(Source data)
────

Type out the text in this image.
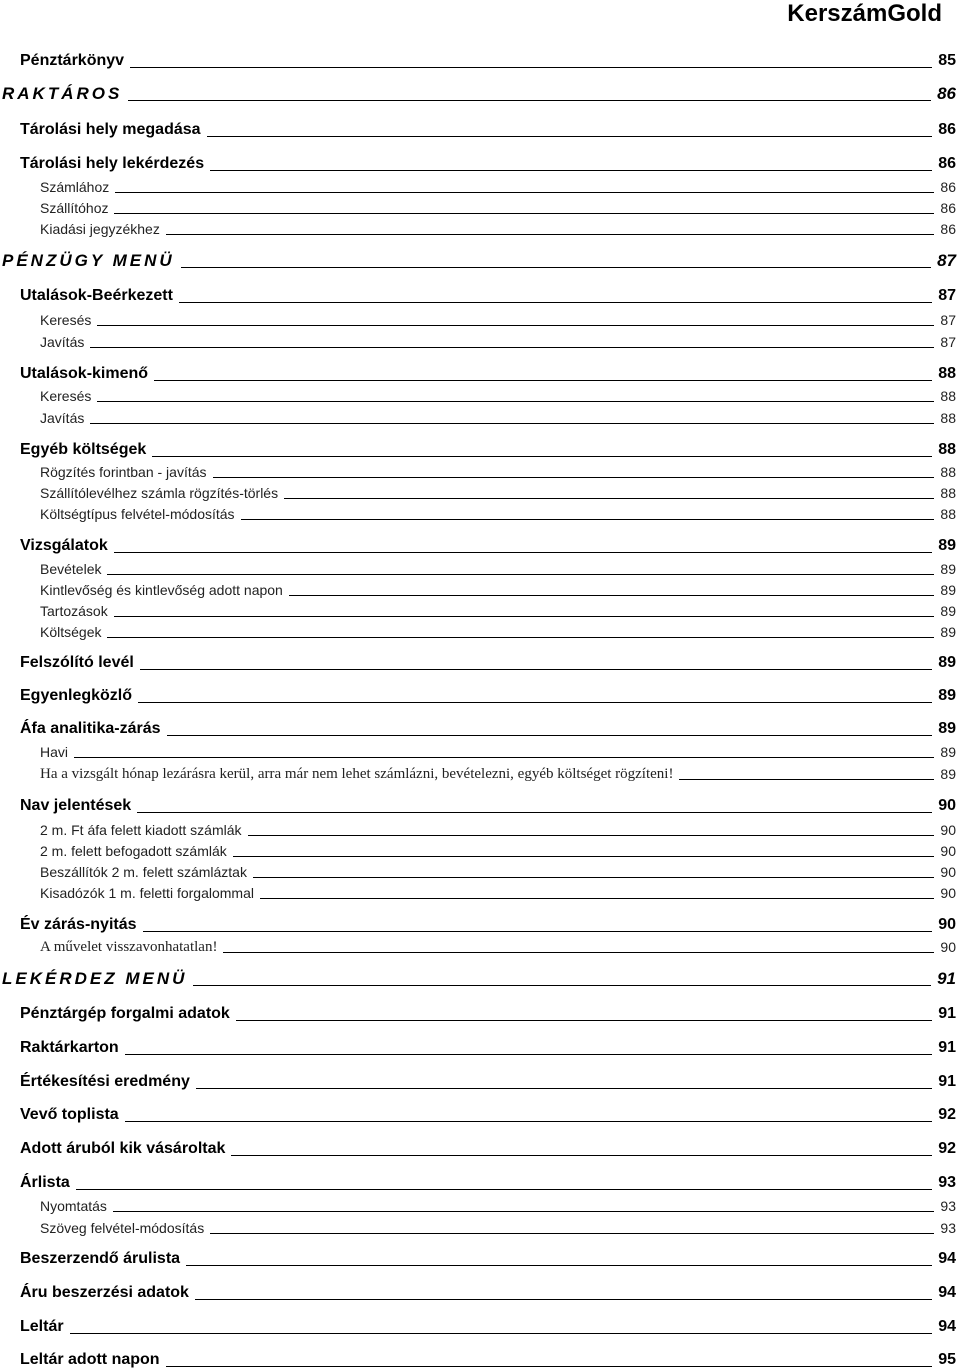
KerszámGold
Pénztárkönyv	85
RAKTÁROS	86
Tárolási hely megadása	86
Tárolási hely lekérdezés	86
Számlához	86
Szállítóhoz	86
Kiadási jegyzékhez	86
PÉNZÜGY MENÜ	87
Utalások-Beérkezett	87
Keresés	87
Javítás	87
Utalások-kimenő	88
Keresés	88
Javítás	88
Egyéb költségek	88
Rögzítés forintban - javítás	88
Szállítólevélhez számla rögzítés-törlés	88
Költségtípus felvétel-módosítás	88
Vizsgálatok	89
Bevételek	89
Kintlevőség és kintlevőség adott napon	89
Tartozások	89
Költségek	89
Felszólító levél	89
Egyenlegközlő	89
Áfa analitika-zárás	89
Havi	89
Ha a vizsgált hónap lezárásra kerül, arra már nem lehet számlázni, bevételezni, egyéb költséget rögzíteni!	89
Nav jelentések	90
2 m. Ft áfa felett kiadott számlák	90
2 m. felett befogadott számlák	90
Beszállítók 2 m. felett számláztak	90
Kisadózók 1 m. feletti forgalommal	90
Év zárás-nyitás	90
A művelet visszavonhatatlan!	90
LEKÉRDEZ MENÜ	91
Pénztárgép forgalmi adatok	91
Raktárkarton	91
Értékesítési eredmény	91
Vevő toplista	92
Adott áruból kik vásároltak	92
Árlista	93
Nyomtatás	93
Szöveg felvétel-módosítás	93
Beszerzendő árulista	94
Áru beszerzési adatok	94
Leltár	94
Leltár adott napon	95
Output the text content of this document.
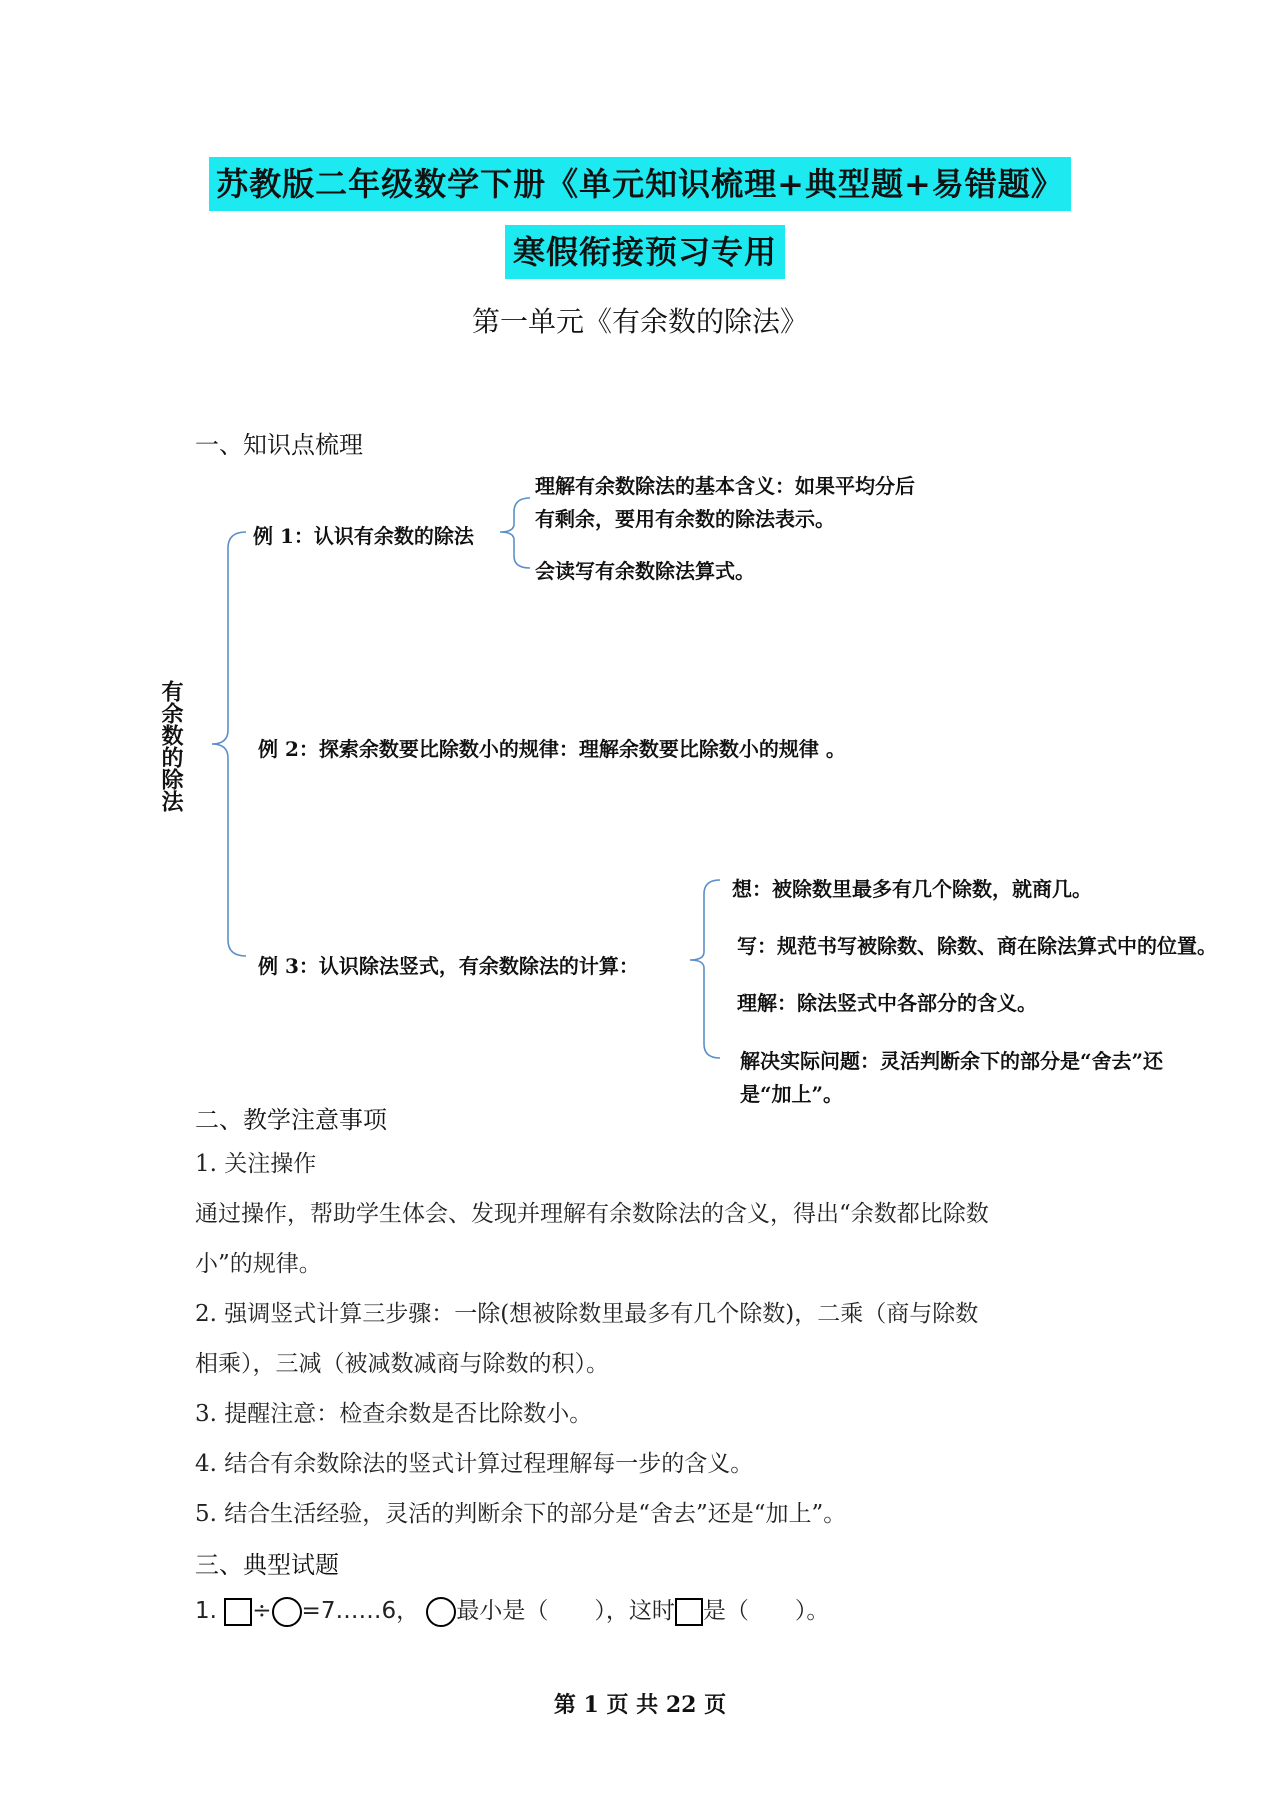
苏教版二年级数学下册《单元知识梳理+典型题+易错题》
寒假衔接预习专用
第一单元《有余数的除法》
一、知识点梳理
有余数的除法
例 1：认识有余数的除法
理解有余数除法的基本含义：如果平均分后
有剩余，要用有余数的除法表示。
会读写有余数除法算式。
例 2：探索余数要比除数小的规律：理解余数要比除数小的规律 。
例 3：认识除法竖式，有余数除法的计算：
想：被除数里最多有几个除数，就商几。
写：规范书写被除数、除数、商在除法算式中的位置。
理解：除法竖式中各部分的含义。
解决实际问题：灵活判断余下的部分是“舍去”还
是“加上”。
二、教学注意事项
1. 关注操作
通过操作，帮助学生体会、发现并理解有余数除法的含义，得出“余数都比除数
小”的规律。
2. 强调竖式计算三步骤：一除(想被除数里最多有几个除数)，二乘（商与除数
相乘），三减（被减数减商与除数的积）。
3. 提醒注意：检查余数是否比除数小。
4. 结合有余数除法的竖式计算过程理解每一步的含义。
5. 结合生活经验，灵活的判断余下的部分是“舍去”还是“加上”。
三、典型试题
1. ÷ =7……6， 最小是（　　），这时 是（　　）。
第 1 页 共 22 页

────

= PROBLEM TO SOLVE =
Copy out the records above in full, exactly as written, but not the pictures.

= IN RESPONSE =
Type out the text in this image.
KerszámGold
Pénztárkönyv	85
RAKTÁROS	86
Tárolási hely megadása	86
Tárolási hely lekérdezés	86
Számlához	86
Szállítóhoz	86
Kiadási jegyzékhez	86
PÉNZÜGY MENÜ	87
Utalások-Beérkezett	87
Keresés	87
Javítás	87
Utalások-kimenő	88
Keresés	88
Javítás	88
Egyéb költségek	88
Rögzítés forintban - javítás	88
Szállítólevélhez számla rögzítés-törlés	88
Költségtípus felvétel-módosítás	88
Vizsgálatok	89
Bevételek	89
Kintlevőség és kintlevőség adott napon	89
Tartozások	89
Költségek	89
Felszólító levél	89
Egyenlegközlő	89
Áfa analitika-zárás	89
Havi	89
Ha a vizsgált hónap lezárásra kerül, arra már nem lehet számlázni, bevételezni, egyéb költséget rögzíteni!	89
Nav jelentések	90
2 m. Ft áfa felett kiadott számlák	90
2 m. felett befogadott számlák	90
Beszállítók 2 m. felett számláztak	90
Kisadózók 1 m. feletti forgalommal	90
Év zárás-nyitás	90
A művelet visszavonhatatlan!	90
LEKÉRDEZ MENÜ	91
Pénztárgép forgalmi adatok	91
Raktárkarton	91
Értékesítési eredmény	91
Vevő toplista	92
Adott áruból kik vásároltak	92
Árlista	93
Nyomtatás	93
Szöveg felvétel-módosítás	93
Beszerzendő árulista	94
Áru beszerzési adatok	94
Leltár	94
Leltár adott napon	95
Output the text content of this document.
苏教版二年级数学下册《单元知识梳理+典型题+易错题》
寒假衔接预习专用
第一单元《有余数的除法》
一、知识点梳理
有余数的除法
例 1：认识有余数的除法
理解有余数除法的基本含义：如果平均分后
有剩余，要用有余数的除法表示。
会读写有余数除法算式。
例 2：探索余数要比除数小的规律：理解余数要比除数小的规律 。
例 3：认识除法竖式，有余数除法的计算：
想：被除数里最多有几个除数，就商几。
写：规范书写被除数、除数、商在除法算式中的位置。
理解：除法竖式中各部分的含义。
解决实际问题：灵活判断余下的部分是“舍去”还
是“加上”。
二、教学注意事项
1. 关注操作
通过操作，帮助学生体会、发现并理解有余数除法的含义，得出“余数都比除数
小”的规律。
2. 强调竖式计算三步骤：一除(想被除数里最多有几个除数)，二乘（商与除数
相乘），三减（被减数减商与除数的积）。
3. 提醒注意：检查余数是否比除数小。
4. 结合有余数除法的竖式计算过程理解每一步的含义。
5. 结合生活经验，灵活的判断余下的部分是“舍去”还是“加上”。
三、典型试题
1. ÷ =7……6， 最小是（　　），这时 是（　　）。
第 1 页 共 22 页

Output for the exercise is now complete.